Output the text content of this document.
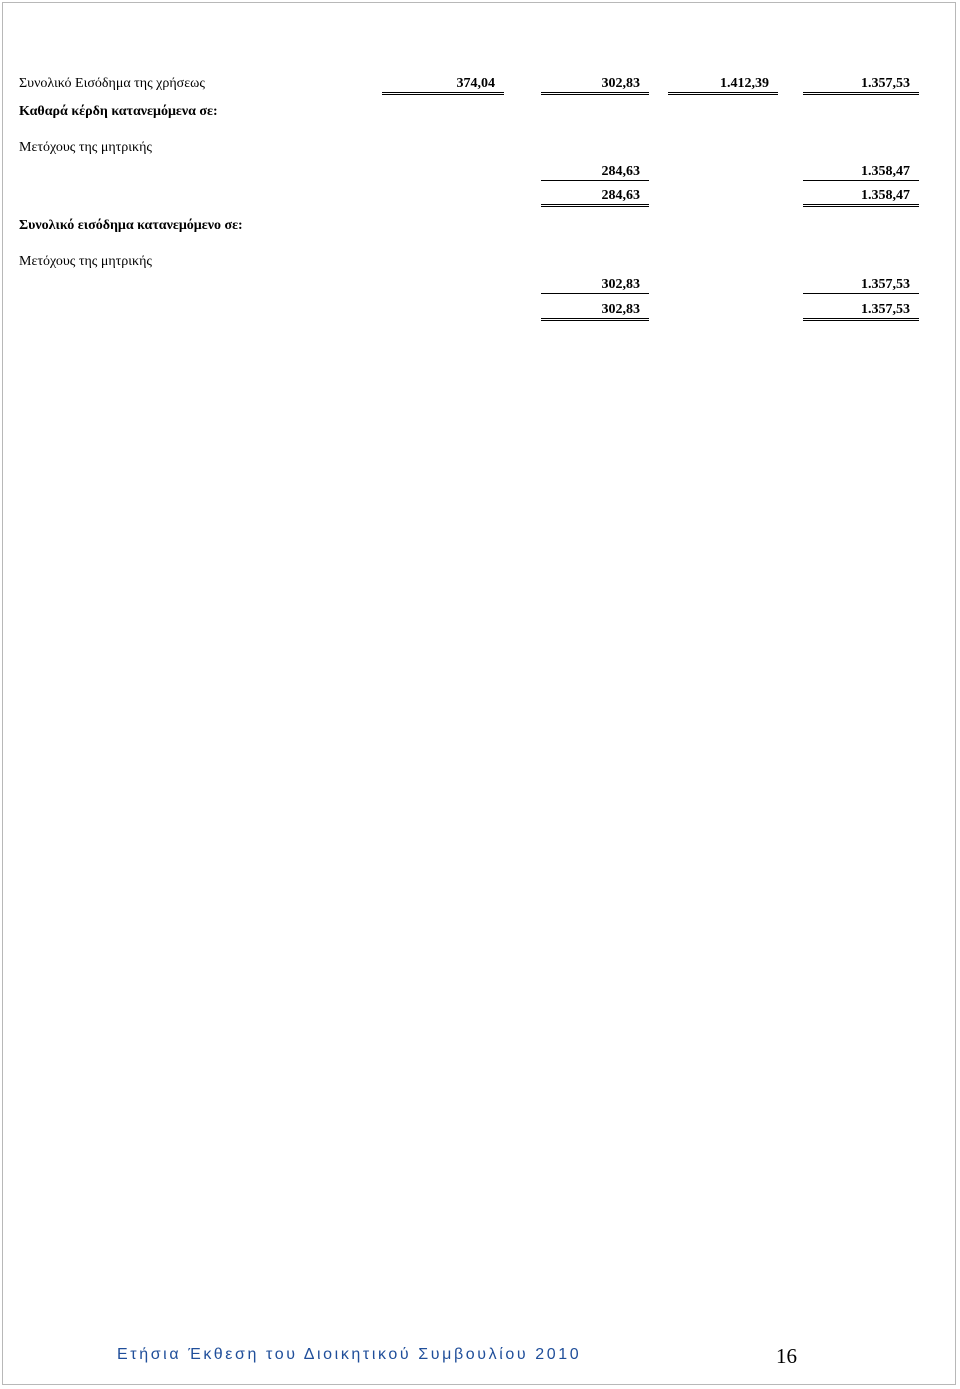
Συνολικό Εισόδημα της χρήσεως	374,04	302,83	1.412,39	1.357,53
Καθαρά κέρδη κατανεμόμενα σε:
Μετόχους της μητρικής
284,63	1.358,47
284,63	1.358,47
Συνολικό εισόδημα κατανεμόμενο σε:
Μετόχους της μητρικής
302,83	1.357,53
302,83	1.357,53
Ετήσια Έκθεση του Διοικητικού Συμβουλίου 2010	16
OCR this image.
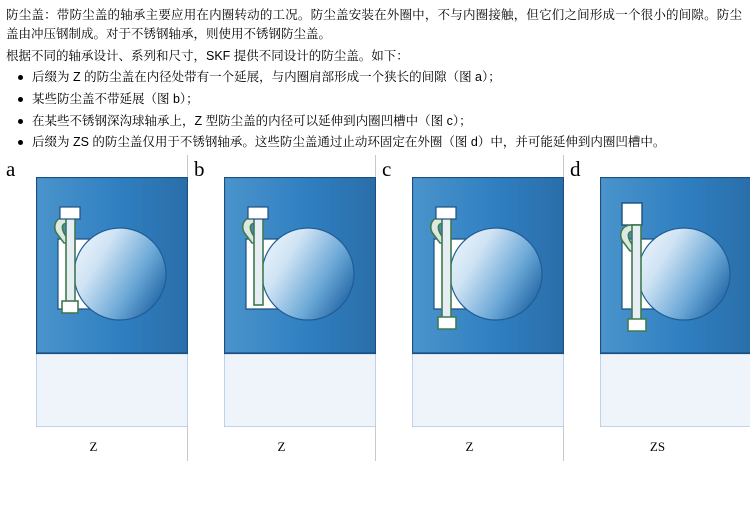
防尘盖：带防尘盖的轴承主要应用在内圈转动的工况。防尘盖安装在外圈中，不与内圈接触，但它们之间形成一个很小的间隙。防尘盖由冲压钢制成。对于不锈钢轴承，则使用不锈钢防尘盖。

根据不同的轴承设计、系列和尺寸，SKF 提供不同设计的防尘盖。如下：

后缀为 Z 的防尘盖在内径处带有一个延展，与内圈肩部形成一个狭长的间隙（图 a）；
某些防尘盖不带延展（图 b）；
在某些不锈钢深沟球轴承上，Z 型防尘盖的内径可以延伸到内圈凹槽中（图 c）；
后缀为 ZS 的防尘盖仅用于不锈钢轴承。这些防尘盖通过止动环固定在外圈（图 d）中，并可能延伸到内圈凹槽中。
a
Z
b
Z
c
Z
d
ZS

# # #

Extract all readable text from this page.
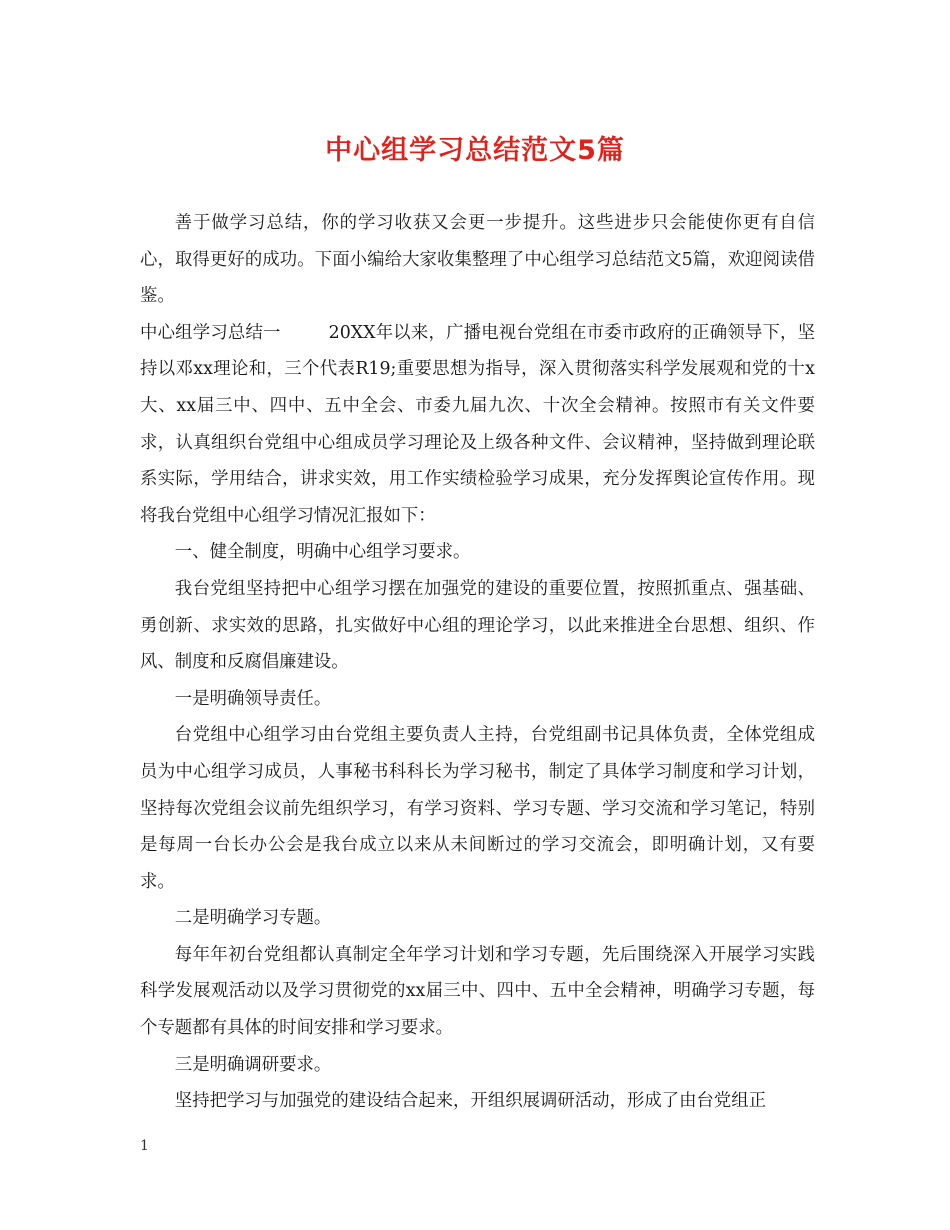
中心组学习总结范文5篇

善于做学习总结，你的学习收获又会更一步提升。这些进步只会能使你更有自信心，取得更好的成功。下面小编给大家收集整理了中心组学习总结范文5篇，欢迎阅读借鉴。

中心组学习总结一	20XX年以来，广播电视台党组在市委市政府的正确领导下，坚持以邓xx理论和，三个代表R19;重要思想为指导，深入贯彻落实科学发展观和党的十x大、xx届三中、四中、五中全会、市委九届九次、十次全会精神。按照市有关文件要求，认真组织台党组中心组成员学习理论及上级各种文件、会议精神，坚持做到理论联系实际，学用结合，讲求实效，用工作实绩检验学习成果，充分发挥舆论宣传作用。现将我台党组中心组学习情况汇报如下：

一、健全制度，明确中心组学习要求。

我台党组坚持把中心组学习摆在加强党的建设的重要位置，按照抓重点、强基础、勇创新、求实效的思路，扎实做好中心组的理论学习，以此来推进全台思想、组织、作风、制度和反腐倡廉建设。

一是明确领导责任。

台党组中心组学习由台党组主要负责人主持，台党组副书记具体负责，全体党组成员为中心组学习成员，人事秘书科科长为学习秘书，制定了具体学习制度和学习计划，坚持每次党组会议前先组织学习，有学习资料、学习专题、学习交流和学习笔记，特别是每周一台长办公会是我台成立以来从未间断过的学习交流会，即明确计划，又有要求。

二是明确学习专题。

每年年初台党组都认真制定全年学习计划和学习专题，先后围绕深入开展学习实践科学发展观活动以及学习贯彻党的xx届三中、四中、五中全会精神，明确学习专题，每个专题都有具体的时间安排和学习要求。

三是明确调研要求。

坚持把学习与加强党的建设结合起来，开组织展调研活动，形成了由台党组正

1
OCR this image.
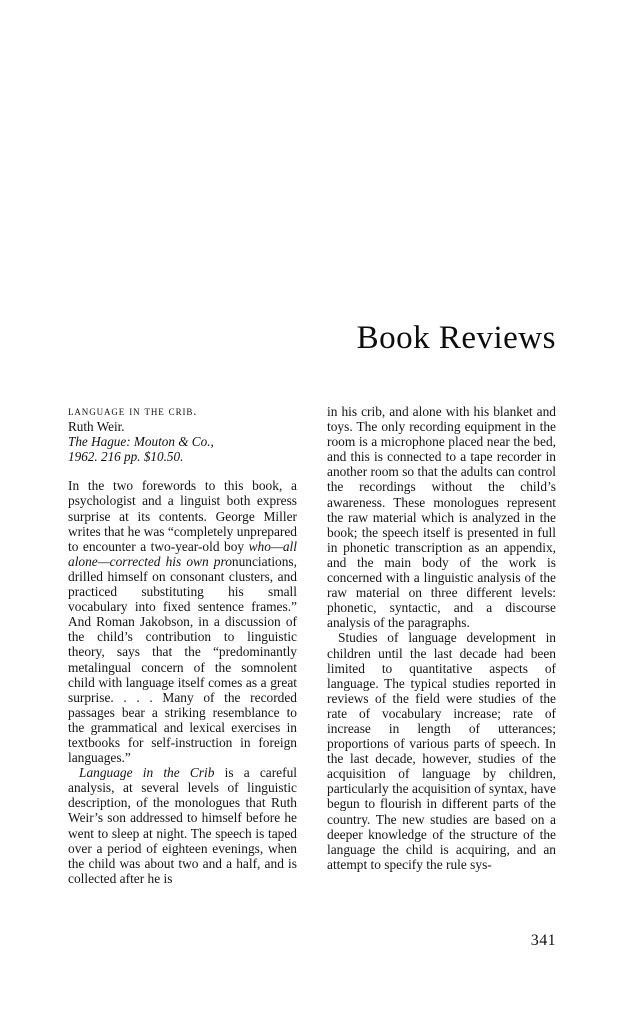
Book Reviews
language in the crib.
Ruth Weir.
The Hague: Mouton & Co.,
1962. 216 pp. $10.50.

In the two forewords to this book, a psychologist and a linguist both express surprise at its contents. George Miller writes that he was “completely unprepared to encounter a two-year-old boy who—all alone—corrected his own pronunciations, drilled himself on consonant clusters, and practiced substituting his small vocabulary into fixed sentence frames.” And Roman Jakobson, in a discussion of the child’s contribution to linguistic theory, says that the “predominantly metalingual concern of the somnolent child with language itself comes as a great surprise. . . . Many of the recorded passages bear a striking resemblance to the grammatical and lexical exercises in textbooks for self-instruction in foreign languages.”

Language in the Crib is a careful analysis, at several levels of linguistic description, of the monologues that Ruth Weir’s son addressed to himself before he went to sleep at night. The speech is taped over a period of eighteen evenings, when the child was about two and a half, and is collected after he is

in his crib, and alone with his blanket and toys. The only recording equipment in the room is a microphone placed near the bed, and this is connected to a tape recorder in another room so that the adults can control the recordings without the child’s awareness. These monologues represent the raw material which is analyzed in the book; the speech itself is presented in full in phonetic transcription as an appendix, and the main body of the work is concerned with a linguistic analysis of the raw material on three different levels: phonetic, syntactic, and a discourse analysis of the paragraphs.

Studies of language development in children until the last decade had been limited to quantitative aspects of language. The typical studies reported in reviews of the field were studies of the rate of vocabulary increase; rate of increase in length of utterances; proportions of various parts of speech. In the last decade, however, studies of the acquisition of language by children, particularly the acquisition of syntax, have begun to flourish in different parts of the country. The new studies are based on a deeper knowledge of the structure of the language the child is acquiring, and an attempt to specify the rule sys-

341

# # #

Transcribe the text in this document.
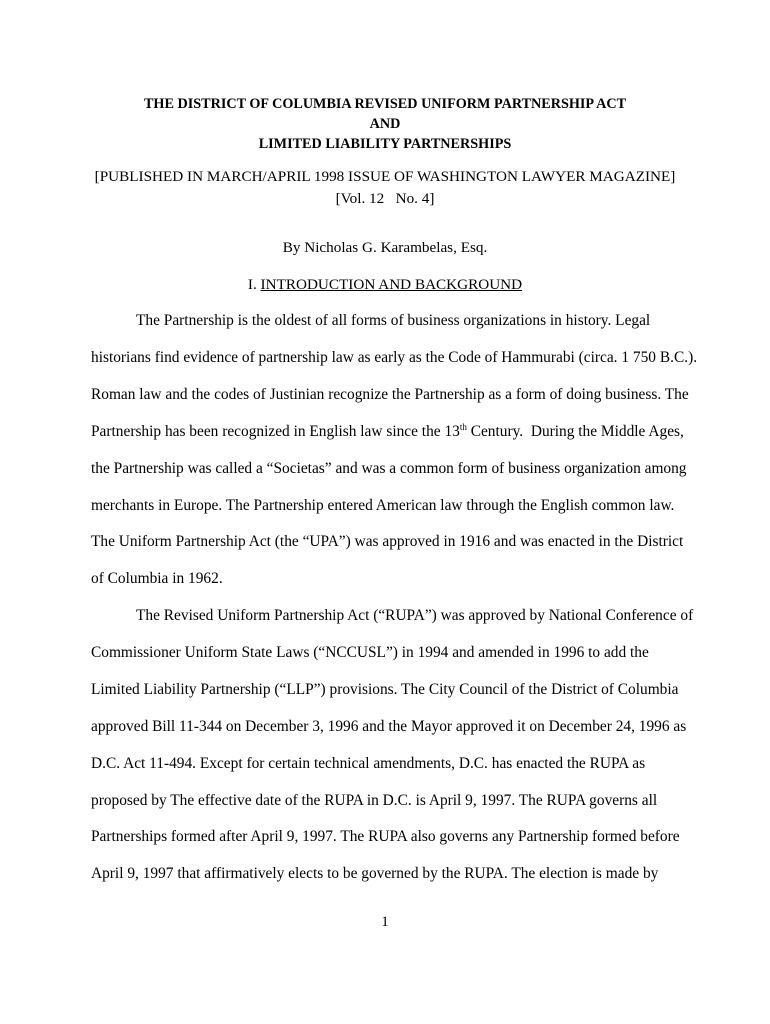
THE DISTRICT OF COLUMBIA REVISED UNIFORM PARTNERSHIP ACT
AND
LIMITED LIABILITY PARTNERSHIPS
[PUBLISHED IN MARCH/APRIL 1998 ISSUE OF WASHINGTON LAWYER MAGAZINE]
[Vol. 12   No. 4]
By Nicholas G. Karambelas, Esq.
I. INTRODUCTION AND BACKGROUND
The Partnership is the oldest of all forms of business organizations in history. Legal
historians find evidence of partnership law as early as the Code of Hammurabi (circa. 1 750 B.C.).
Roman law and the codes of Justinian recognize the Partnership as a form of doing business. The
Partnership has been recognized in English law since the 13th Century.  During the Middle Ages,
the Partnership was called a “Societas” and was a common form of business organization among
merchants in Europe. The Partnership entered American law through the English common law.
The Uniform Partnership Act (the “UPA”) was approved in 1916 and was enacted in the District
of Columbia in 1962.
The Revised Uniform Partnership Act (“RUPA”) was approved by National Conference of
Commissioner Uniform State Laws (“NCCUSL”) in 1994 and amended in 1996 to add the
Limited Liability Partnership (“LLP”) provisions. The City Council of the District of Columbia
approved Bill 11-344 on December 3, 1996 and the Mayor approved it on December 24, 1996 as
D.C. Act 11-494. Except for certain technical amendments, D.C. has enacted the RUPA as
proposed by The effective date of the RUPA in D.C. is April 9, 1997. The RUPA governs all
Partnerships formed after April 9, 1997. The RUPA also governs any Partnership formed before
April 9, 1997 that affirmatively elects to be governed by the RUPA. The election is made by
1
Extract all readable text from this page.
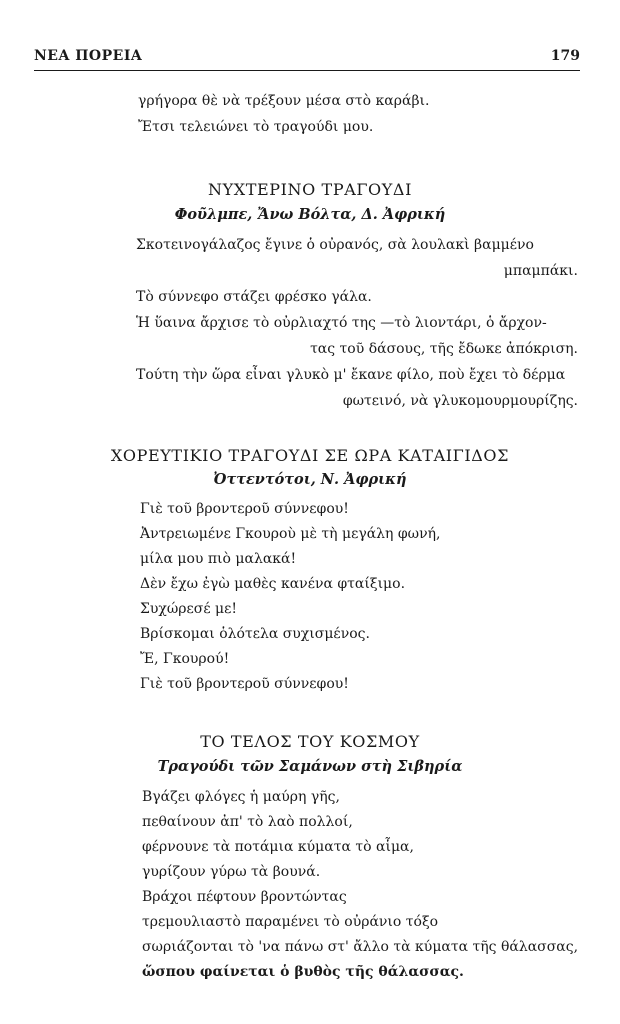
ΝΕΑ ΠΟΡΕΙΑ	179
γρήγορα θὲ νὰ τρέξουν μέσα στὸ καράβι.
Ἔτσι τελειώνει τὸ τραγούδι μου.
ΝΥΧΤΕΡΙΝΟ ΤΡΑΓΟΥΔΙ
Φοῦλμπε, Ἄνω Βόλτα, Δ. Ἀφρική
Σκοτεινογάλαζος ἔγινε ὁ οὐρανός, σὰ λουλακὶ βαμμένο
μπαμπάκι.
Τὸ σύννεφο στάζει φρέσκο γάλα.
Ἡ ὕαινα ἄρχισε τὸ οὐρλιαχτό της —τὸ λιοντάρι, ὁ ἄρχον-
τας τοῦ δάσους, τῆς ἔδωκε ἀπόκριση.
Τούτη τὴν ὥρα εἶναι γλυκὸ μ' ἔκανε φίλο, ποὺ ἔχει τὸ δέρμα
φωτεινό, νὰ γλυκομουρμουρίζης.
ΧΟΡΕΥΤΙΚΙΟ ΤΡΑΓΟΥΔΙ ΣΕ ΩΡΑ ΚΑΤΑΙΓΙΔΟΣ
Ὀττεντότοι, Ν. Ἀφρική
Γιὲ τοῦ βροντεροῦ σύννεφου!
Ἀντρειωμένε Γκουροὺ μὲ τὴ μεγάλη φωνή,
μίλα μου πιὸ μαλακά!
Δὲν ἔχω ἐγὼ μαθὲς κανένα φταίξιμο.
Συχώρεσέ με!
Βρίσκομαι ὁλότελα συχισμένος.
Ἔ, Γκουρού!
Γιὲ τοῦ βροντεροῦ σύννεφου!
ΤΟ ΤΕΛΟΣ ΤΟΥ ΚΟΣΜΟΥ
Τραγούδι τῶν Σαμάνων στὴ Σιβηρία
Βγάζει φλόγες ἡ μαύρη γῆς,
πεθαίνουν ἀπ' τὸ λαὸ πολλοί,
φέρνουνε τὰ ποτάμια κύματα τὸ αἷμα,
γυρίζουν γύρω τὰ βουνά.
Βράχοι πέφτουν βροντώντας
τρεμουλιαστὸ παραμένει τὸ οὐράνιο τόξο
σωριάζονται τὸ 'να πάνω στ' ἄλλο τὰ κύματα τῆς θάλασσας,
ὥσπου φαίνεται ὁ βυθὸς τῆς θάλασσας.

# # #

■ **Problem statement**:
In the listing above, locate each line with "Ἀφρική" and copy it.

■ **Answer to this task**:
Φοῦλμπε, Ἄνω Βόλτα, Δ. Ἀφρική
Ὀττεντότοι, Ν. Ἀφρική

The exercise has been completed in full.